____ Record set

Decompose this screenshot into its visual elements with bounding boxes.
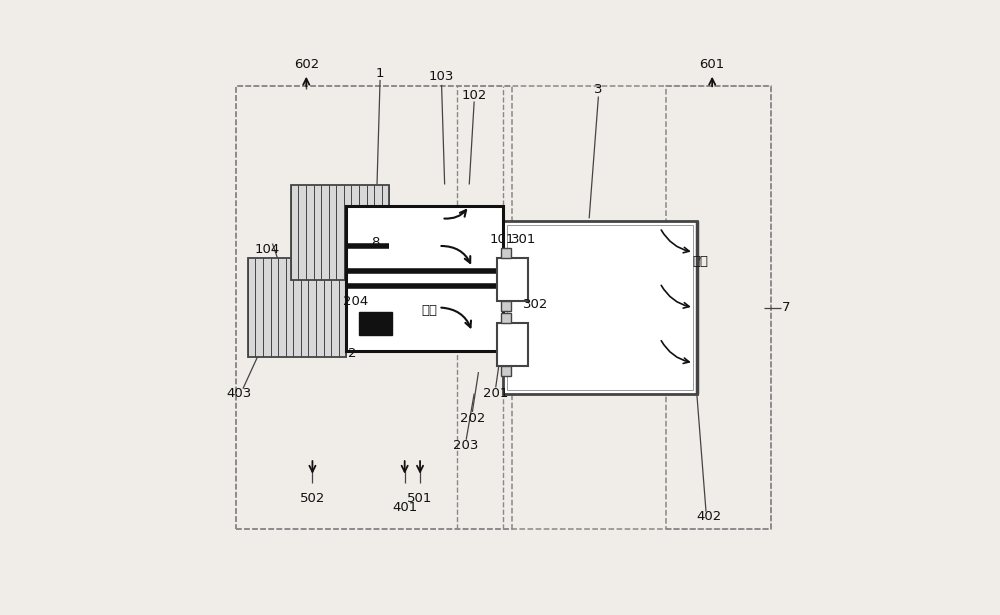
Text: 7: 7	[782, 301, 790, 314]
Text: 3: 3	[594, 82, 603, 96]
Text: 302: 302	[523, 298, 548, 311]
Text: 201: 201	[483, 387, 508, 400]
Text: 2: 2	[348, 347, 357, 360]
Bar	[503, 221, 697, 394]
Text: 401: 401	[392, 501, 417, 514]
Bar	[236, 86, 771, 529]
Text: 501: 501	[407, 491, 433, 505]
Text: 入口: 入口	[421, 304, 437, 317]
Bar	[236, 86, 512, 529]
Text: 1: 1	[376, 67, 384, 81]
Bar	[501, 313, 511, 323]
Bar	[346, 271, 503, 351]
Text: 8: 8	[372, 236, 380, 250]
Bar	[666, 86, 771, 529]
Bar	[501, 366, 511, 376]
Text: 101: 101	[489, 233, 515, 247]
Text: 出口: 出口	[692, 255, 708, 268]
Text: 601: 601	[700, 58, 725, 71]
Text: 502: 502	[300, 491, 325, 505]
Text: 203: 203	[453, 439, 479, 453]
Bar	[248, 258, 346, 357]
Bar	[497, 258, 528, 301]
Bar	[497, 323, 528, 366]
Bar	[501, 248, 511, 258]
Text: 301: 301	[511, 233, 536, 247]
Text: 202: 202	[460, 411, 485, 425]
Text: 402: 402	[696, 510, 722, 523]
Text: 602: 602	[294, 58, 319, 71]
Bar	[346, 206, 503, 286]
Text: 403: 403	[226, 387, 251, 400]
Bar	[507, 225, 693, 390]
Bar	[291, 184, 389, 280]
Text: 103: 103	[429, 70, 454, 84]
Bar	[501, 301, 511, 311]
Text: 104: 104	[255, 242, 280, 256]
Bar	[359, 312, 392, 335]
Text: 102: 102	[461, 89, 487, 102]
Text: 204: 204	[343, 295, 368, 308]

________

▶ _What is required_:
Reproduce the stretch of data from the line containing "301, 790, 314]" through the line containing "58, 725, 71]", changing every "Bar" to "Region" and leaving everything else unchanged.

▶ _Full response_:
Text: 7: 7	[782, 301, 790, 314]
Text: 3: 3	[594, 82, 603, 96]
Text: 302: 302	[523, 298, 548, 311]
Text: 201: 201	[483, 387, 508, 400]
Text: 2: 2	[348, 347, 357, 360]
Region	[503, 221, 697, 394]
Text: 401: 401	[392, 501, 417, 514]
Region	[236, 86, 771, 529]
Text: 501: 501	[407, 491, 433, 505]
Text: 入口: 入口	[421, 304, 437, 317]
Region	[236, 86, 512, 529]
Text: 1: 1	[376, 67, 384, 81]
Region	[501, 313, 511, 323]
Region	[346, 271, 503, 351]
Text: 8: 8	[372, 236, 380, 250]
Region	[666, 86, 771, 529]
Region	[501, 366, 511, 376]
Text: 101: 101	[489, 233, 515, 247]
Text: 出口: 出口	[692, 255, 708, 268]
Text: 601: 601	[700, 58, 725, 71]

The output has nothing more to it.